Transcribe each record below word for word.

============================================================

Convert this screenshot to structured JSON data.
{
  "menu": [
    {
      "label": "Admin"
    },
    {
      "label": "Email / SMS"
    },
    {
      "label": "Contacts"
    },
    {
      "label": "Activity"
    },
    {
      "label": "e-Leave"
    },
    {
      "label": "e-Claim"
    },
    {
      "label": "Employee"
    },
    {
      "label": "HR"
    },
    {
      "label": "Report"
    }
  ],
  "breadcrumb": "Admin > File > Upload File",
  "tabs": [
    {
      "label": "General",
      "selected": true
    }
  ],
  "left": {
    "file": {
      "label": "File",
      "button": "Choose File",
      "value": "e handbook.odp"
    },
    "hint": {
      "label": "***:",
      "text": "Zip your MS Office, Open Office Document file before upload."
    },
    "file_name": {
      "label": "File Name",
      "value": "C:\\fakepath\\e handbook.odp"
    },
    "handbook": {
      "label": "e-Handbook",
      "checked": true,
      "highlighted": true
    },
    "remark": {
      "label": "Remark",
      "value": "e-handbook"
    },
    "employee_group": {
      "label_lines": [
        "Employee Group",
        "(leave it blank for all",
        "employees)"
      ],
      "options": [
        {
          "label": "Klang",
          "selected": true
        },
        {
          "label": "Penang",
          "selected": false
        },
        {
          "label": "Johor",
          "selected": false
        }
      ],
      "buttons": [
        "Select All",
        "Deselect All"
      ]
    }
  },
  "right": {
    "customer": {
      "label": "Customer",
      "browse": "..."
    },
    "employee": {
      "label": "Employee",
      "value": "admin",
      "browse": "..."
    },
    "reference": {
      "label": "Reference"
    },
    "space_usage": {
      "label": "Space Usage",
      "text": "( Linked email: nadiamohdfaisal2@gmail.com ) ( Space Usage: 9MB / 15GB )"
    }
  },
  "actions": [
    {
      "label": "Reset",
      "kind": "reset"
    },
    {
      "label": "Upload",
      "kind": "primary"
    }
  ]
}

============================================================

Answer to the exercise:
Convert this screenshot to structured JSON data.
{
  "menu": [
    {
      "label": "Admin"
    },
    {
      "label": "Email / SMS"
    },
    {
      "label": "Contacts"
    },
    {
      "label": "Activity"
    },
    {
      "label": "e-Leave"
    },
    {
      "label": "e-Claim"
    },
    {
      "label": "Employee"
    },
    {
      "label": "HR"
    },
    {
      "label": "Report"
    }
  ],
  "breadcrumb": "Admin > File > Upload File",
  "tabs": [
    {
      "label": "General",
      "selected": true
    }
  ],
  "left": {
    "file": {
      "label": "File",
      "button": "Choose File",
      "value": "e handbook.odp"
    },
    "hint": {
      "label": "***:",
      "text": "Zip your MS Office, Open Office Document file before upload."
    },
    "file_name": {
      "label": "File Name",
      "value": "C:\\fakepath\\e handbook.odp"
    },
    "handbook": {
      "label": "e-Handbook",
      "checked": true,
      "highlighted": true
    },
    "remark": {
      "label": "Remark",
      "value": "e-handbook"
    },
    "employee_group": {
      "label_lines": [
        "Employee Group",
        "(leave it blank for all",
        "employees)"
      ],
      "options": [
        {
          "label": "Klang",
          "selected": true
        },
        {
          "label": "Penang",
          "selected": false
        },
        {
          "label": "Johor",
          "selected": false
        }
      ],
      "buttons": [
        "Select All",
        "Deselect All"
      ]
    }
  },
  "right": {
    "customer": {
      "label": "Customer",
      "browse": "..."
    },
    "employee": {
      "label": "Employee",
      "value": "admin",
      "browse": "..."
    },
    "reference": {
      "label": "Reference"
    },
    "space_usage": {
      "label": "Space Usage",
      "text": "( Linked email: nadiamohdfaisal2@gmail.com ) ( Space Usage: 9MB / 15GB )"
    }
  },
  "actions": [
    {
      "label": "Reset",
      "kind": "reset"
    },
    {
      "label": "Upload",
      "kind": "primary"
    }
  ]
}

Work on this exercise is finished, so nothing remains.